Raw records
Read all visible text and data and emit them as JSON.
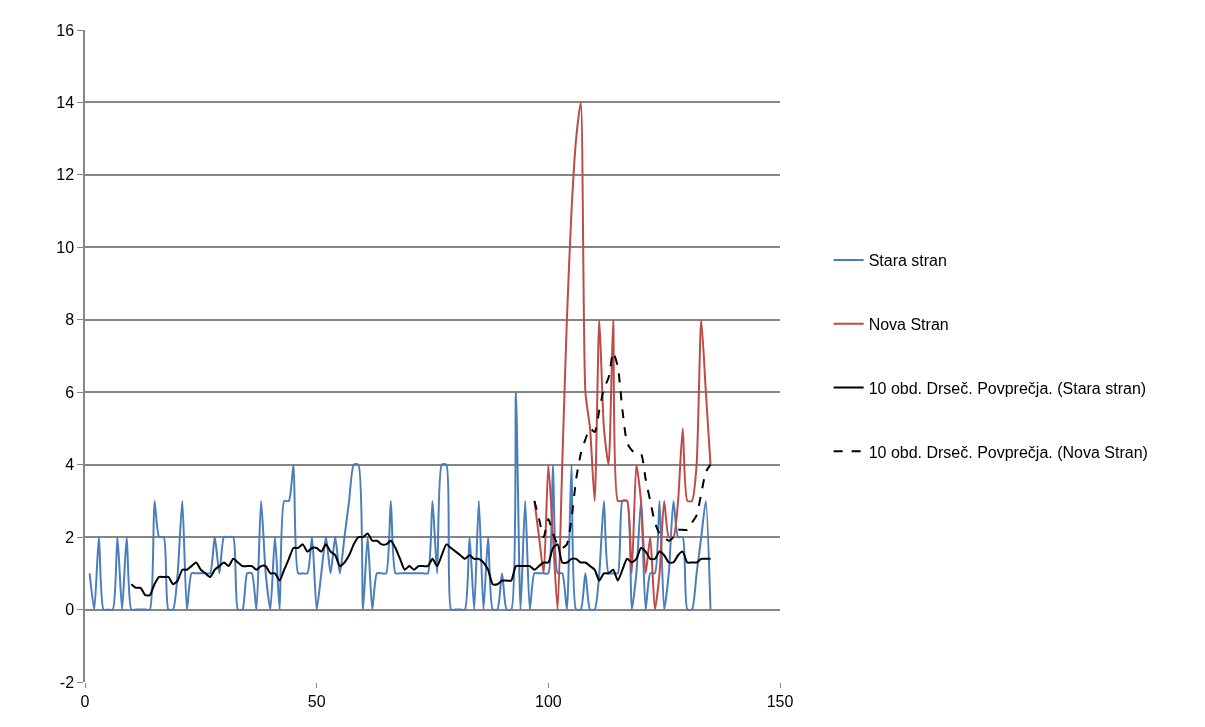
{
  "chart_data": {
    "type": "line",
    "xlim": [
      0,
      150
    ],
    "xticks": [
      0,
      50,
      100,
      150
    ],
    "ylim": [
      -2,
      16
    ],
    "yticks": [
      -2,
      0,
      2,
      4,
      6,
      8,
      10,
      12,
      14,
      16
    ],
    "grid": "y",
    "legend": "right",
    "series": [
      {
        "name": "Stara stran",
        "color": "#4a7ebb",
        "x": [
          1,
          2,
          3,
          4,
          5,
          6,
          7,
          8,
          9,
          10,
          11,
          12,
          13,
          14,
          15,
          16,
          17,
          18,
          19,
          20,
          21,
          22,
          23,
          24,
          25,
          26,
          27,
          28,
          29,
          30,
          31,
          32,
          33,
          34,
          35,
          36,
          37,
          38,
          39,
          40,
          41,
          42,
          43,
          44,
          45,
          46,
          47,
          48,
          49,
          50,
          51,
          52,
          53,
          54,
          55,
          56,
          57,
          58,
          59,
          60,
          61,
          62,
          63,
          64,
          65,
          66,
          67,
          68,
          69,
          70,
          71,
          72,
          73,
          74,
          75,
          76,
          77,
          78,
          79,
          80,
          81,
          82,
          83,
          84,
          85,
          86,
          87,
          88,
          89,
          90,
          91,
          92,
          93,
          94,
          95,
          96,
          97,
          98,
          99,
          100,
          101,
          102,
          103,
          104,
          105,
          106,
          107,
          108,
          109,
          110,
          111,
          112,
          113,
          114,
          115,
          116,
          117,
          118,
          119,
          120,
          121,
          122,
          123,
          124,
          125,
          126,
          127,
          128,
          129,
          130,
          131,
          132,
          133,
          134,
          135
        ],
        "values": [
          1,
          0,
          2,
          0,
          0,
          0,
          2,
          0,
          2,
          0,
          0,
          0,
          0,
          0,
          3,
          2,
          2,
          0,
          0,
          1,
          3,
          0,
          1,
          1,
          1,
          1,
          1,
          2,
          1,
          2,
          2,
          2,
          0,
          0,
          1,
          1,
          0,
          3,
          1,
          0,
          2,
          0,
          3,
          3,
          4,
          1,
          1,
          1,
          2,
          0,
          1,
          2,
          1,
          2,
          1,
          2,
          3,
          4,
          4,
          0,
          2,
          0,
          1,
          1,
          1,
          3,
          1,
          1,
          1,
          1,
          1,
          1,
          1,
          1,
          3,
          1,
          4,
          4,
          0,
          0,
          0,
          0,
          2,
          0,
          3,
          0,
          2,
          0,
          0,
          1,
          0,
          0,
          6,
          0,
          3,
          0,
          1,
          1,
          1,
          1,
          4,
          1,
          1,
          0,
          4,
          0,
          0,
          1,
          0,
          0,
          1,
          3,
          1,
          1,
          1,
          3,
          3,
          0,
          1,
          3,
          0,
          1,
          1,
          3,
          0,
          1,
          3,
          2,
          2,
          0,
          0,
          1,
          2,
          3,
          0
        ]
      },
      {
        "name": "Nova Stran",
        "color": "#be4b48",
        "x": [
          97,
          98,
          99,
          100,
          101,
          102,
          103,
          104,
          105,
          106,
          107,
          108,
          109,
          110,
          111,
          112,
          113,
          114,
          115,
          116,
          117,
          118,
          119,
          120,
          121,
          122,
          123,
          124,
          125,
          126,
          127,
          128,
          129,
          130,
          131,
          132,
          133,
          134,
          135
        ],
        "values": [
          3,
          2,
          1,
          4,
          2,
          0,
          4,
          8,
          11,
          13,
          14,
          6,
          5,
          3,
          8,
          5,
          4,
          8,
          3,
          3,
          3,
          1,
          4,
          3,
          1,
          2,
          0,
          1,
          3,
          2,
          2,
          3,
          5,
          3,
          3,
          4,
          8,
          6,
          4
        ]
      },
      {
        "name": "10 obd. Drseč. Povprečja. (Stara stran)",
        "color": "#000000",
        "line_style": "solid",
        "x": [
          10,
          11,
          12,
          13,
          14,
          15,
          16,
          17,
          18,
          19,
          20,
          21,
          22,
          23,
          24,
          25,
          26,
          27,
          28,
          29,
          30,
          31,
          32,
          33,
          34,
          35,
          36,
          37,
          38,
          39,
          40,
          41,
          42,
          43,
          44,
          45,
          46,
          47,
          48,
          49,
          50,
          51,
          52,
          53,
          54,
          55,
          56,
          57,
          58,
          59,
          60,
          61,
          62,
          63,
          64,
          65,
          66,
          67,
          68,
          69,
          70,
          71,
          72,
          73,
          74,
          75,
          76,
          77,
          78,
          79,
          80,
          81,
          82,
          83,
          84,
          85,
          86,
          87,
          88,
          89,
          90,
          91,
          92,
          93,
          94,
          95,
          96,
          97,
          98,
          99,
          100,
          101,
          102,
          103,
          104,
          105,
          106,
          107,
          108,
          109,
          110,
          111,
          112,
          113,
          114,
          115,
          116,
          117,
          118,
          119,
          120,
          121,
          122,
          123,
          124,
          125,
          126,
          127,
          128,
          129,
          130,
          131,
          132,
          133,
          134,
          135
        ],
        "values": [
          0.7,
          0.6,
          0.6,
          0.4,
          0.4,
          0.7,
          0.9,
          0.9,
          0.9,
          0.7,
          0.8,
          1.1,
          1.1,
          1.2,
          1.3,
          1.1,
          1.0,
          0.9,
          1.1,
          1.2,
          1.3,
          1.2,
          1.4,
          1.3,
          1.2,
          1.2,
          1.2,
          1.1,
          1.2,
          1.2,
          1.0,
          1.0,
          0.8,
          1.1,
          1.4,
          1.7,
          1.7,
          1.8,
          1.6,
          1.7,
          1.7,
          1.6,
          1.8,
          1.6,
          1.5,
          1.2,
          1.3,
          1.5,
          1.8,
          2.0,
          2.0,
          2.1,
          1.9,
          1.9,
          1.8,
          1.8,
          1.9,
          1.7,
          1.4,
          1.1,
          1.2,
          1.1,
          1.2,
          1.2,
          1.2,
          1.4,
          1.2,
          1.5,
          1.8,
          1.7,
          1.6,
          1.5,
          1.4,
          1.5,
          1.4,
          1.4,
          1.3,
          1.1,
          0.7,
          0.7,
          0.8,
          0.8,
          0.8,
          1.2,
          1.2,
          1.2,
          1.2,
          1.1,
          1.2,
          1.3,
          1.3,
          1.7,
          1.8,
          1.3,
          1.3,
          1.4,
          1.4,
          1.3,
          1.3,
          1.2,
          1.1,
          0.8,
          1.0,
          1.0,
          1.1,
          0.8,
          1.1,
          1.4,
          1.3,
          1.4,
          1.7,
          1.6,
          1.4,
          1.4,
          1.6,
          1.5,
          1.3,
          1.3,
          1.5,
          1.6,
          1.3,
          1.3,
          1.3,
          1.4,
          1.4,
          1.4
        ]
      },
      {
        "name": "10 obd. Drseč. Povprečja. (Nova Stran)",
        "color": "#000000",
        "line_style": "dashed",
        "x": [
          97,
          98,
          99,
          100,
          101,
          102,
          103,
          104,
          105,
          106,
          107,
          108,
          109,
          110,
          111,
          112,
          113,
          114,
          115,
          116,
          117,
          118,
          119,
          120,
          121,
          122,
          123,
          124,
          125,
          126,
          127,
          128,
          129,
          130,
          131,
          132,
          133,
          134,
          135
        ],
        "values": [
          3.0,
          2.5,
          2.0,
          2.5,
          2.1,
          1.8,
          1.7,
          1.8,
          2.5,
          3.6,
          4.3,
          4.7,
          5.0,
          4.9,
          5.5,
          6.1,
          6.4,
          7.1,
          6.7,
          5.5,
          4.6,
          4.4,
          4.3,
          4.3,
          3.6,
          3.0,
          2.4,
          2.1,
          2.0,
          1.9,
          2.0,
          2.2,
          2.2,
          2.2,
          2.4,
          2.6,
          3.2,
          3.8,
          4.0
        ]
      }
    ]
  }
}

Problem to solve
How many lines of the listing above include the word "name"? Reply with the number alone.

Finished exercise
4